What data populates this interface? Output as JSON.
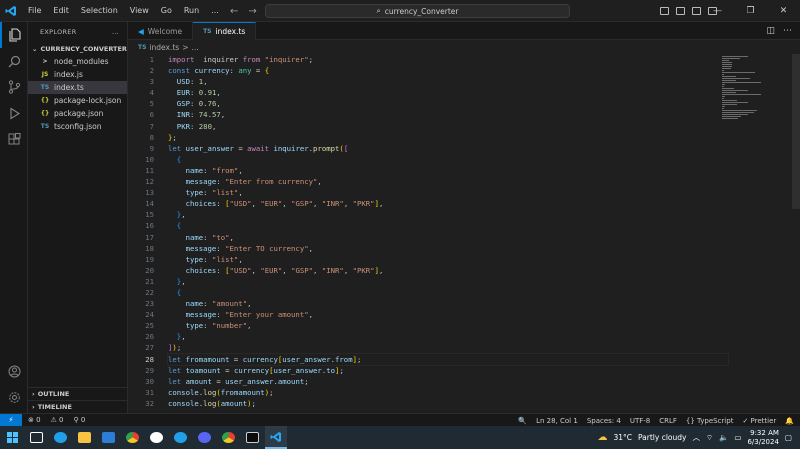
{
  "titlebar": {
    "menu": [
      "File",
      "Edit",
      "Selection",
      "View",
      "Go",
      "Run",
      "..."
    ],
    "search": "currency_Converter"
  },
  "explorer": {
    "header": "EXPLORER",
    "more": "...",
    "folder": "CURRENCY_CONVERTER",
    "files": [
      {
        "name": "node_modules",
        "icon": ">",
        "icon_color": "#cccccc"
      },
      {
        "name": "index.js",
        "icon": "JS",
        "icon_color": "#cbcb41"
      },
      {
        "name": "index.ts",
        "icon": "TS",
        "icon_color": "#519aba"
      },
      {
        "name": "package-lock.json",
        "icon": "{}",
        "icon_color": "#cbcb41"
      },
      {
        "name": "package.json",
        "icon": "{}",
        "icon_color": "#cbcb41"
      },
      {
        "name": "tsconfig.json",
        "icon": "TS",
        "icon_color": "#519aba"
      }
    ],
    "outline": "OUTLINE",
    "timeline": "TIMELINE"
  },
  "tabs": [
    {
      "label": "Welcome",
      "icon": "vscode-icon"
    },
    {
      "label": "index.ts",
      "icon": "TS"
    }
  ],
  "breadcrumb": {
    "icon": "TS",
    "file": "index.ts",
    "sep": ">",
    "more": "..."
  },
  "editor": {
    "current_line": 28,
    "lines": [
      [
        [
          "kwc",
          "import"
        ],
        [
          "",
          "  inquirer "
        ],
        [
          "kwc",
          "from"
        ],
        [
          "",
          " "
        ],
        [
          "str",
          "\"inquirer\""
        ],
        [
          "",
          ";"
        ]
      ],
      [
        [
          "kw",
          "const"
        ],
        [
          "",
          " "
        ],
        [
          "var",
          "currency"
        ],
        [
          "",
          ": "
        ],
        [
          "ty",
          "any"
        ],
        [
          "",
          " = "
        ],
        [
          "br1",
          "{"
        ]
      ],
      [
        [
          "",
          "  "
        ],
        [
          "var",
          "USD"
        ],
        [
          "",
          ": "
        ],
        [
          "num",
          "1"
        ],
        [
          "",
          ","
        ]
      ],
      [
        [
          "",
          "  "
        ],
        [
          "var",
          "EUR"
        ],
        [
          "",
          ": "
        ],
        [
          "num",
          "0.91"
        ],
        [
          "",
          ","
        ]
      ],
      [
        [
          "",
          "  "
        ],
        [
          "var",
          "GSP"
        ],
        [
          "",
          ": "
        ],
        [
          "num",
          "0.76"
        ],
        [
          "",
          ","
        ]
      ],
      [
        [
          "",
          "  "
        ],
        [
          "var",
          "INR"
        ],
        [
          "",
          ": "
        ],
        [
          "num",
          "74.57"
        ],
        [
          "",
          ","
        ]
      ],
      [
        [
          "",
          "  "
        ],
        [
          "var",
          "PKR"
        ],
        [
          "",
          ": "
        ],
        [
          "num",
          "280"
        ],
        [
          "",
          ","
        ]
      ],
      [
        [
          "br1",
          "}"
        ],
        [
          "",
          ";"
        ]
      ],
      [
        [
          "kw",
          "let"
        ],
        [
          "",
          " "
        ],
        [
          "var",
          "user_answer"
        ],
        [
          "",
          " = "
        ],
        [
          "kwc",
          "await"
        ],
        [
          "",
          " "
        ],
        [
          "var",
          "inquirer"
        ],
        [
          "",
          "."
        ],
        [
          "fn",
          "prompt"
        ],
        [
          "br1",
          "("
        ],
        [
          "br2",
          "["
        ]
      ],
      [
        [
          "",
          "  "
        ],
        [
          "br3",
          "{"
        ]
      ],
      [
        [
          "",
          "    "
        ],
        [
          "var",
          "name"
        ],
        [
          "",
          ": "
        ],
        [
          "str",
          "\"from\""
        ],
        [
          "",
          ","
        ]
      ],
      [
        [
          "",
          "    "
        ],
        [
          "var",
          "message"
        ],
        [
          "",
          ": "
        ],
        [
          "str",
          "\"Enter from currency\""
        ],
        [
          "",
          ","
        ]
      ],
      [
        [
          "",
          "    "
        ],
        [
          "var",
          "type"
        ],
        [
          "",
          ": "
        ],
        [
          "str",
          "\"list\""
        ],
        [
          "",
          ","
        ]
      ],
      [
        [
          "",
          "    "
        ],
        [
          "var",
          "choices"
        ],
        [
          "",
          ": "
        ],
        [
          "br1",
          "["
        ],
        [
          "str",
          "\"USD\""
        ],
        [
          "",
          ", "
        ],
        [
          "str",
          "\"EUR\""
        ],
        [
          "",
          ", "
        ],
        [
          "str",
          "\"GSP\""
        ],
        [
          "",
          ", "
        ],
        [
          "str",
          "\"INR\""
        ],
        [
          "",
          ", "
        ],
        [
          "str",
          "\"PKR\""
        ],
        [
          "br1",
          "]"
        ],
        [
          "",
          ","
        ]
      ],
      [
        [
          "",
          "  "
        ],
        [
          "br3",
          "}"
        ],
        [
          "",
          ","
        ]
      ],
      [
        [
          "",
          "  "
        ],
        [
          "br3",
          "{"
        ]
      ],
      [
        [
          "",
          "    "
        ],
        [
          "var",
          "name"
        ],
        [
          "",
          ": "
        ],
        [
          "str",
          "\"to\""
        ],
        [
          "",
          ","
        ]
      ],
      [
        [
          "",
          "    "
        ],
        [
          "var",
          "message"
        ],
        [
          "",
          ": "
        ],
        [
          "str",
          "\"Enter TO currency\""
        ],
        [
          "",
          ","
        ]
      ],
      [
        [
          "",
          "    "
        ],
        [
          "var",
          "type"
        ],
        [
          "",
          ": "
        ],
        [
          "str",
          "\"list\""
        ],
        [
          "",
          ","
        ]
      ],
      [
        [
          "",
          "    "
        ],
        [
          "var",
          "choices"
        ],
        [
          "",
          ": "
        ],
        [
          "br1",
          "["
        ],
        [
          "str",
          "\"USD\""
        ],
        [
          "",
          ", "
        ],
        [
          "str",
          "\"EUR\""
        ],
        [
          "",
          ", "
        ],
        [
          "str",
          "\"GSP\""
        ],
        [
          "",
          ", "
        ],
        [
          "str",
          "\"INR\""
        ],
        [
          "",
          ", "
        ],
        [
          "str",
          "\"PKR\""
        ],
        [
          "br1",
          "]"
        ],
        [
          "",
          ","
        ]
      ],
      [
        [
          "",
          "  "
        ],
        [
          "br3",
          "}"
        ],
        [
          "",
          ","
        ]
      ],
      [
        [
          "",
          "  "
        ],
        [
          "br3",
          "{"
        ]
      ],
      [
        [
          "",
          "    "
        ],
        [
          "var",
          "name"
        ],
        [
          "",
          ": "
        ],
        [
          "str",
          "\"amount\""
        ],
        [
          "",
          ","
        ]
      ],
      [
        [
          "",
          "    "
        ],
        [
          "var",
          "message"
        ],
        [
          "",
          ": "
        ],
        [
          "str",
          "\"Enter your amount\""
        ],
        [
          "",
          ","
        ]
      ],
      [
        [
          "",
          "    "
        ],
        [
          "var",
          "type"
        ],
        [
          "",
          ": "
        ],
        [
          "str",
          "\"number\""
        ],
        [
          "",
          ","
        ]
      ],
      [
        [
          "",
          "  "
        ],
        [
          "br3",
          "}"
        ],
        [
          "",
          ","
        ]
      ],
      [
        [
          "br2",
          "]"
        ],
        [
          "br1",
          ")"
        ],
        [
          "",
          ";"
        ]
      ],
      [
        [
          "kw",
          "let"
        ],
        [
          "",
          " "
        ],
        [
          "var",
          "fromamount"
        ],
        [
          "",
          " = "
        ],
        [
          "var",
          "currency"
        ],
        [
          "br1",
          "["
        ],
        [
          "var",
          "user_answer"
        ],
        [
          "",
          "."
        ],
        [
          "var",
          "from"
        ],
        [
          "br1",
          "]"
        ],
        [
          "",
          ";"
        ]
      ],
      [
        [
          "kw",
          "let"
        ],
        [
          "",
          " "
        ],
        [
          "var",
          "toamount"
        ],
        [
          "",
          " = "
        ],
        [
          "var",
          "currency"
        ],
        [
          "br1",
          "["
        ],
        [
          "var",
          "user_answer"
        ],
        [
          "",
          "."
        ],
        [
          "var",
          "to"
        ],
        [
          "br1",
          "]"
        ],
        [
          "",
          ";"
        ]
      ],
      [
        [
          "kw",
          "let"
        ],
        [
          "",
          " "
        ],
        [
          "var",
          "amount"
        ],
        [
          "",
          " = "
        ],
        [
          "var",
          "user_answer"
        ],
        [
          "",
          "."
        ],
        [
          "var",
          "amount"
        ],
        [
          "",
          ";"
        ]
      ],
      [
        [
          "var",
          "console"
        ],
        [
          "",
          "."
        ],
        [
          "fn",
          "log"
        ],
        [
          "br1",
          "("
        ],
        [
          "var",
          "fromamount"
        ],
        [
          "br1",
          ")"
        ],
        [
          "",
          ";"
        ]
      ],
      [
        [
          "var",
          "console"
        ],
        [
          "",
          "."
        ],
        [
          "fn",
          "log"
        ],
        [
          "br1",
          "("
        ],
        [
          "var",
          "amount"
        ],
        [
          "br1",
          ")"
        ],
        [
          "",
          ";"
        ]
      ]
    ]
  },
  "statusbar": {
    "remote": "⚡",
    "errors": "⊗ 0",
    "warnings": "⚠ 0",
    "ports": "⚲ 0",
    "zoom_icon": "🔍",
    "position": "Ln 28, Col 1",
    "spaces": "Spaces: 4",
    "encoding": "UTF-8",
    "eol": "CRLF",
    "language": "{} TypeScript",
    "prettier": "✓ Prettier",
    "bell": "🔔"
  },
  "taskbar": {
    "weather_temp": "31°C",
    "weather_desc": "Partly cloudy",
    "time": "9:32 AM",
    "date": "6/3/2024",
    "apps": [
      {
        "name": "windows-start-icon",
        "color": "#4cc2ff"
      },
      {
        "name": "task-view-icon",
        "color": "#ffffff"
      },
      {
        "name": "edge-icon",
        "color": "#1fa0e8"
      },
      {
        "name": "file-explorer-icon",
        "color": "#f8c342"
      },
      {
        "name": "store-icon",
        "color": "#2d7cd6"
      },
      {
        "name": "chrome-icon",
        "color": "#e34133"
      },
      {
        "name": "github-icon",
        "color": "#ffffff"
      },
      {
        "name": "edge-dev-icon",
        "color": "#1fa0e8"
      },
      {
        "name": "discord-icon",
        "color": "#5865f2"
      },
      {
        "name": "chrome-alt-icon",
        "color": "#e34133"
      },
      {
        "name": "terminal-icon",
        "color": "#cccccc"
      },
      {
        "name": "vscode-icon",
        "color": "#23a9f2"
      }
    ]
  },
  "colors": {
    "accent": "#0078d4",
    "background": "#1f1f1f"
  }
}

□ □ □ □ □

Task requirements -
Each line above that includes "index" counts once; state the total and nothing more.

Finished answer -
4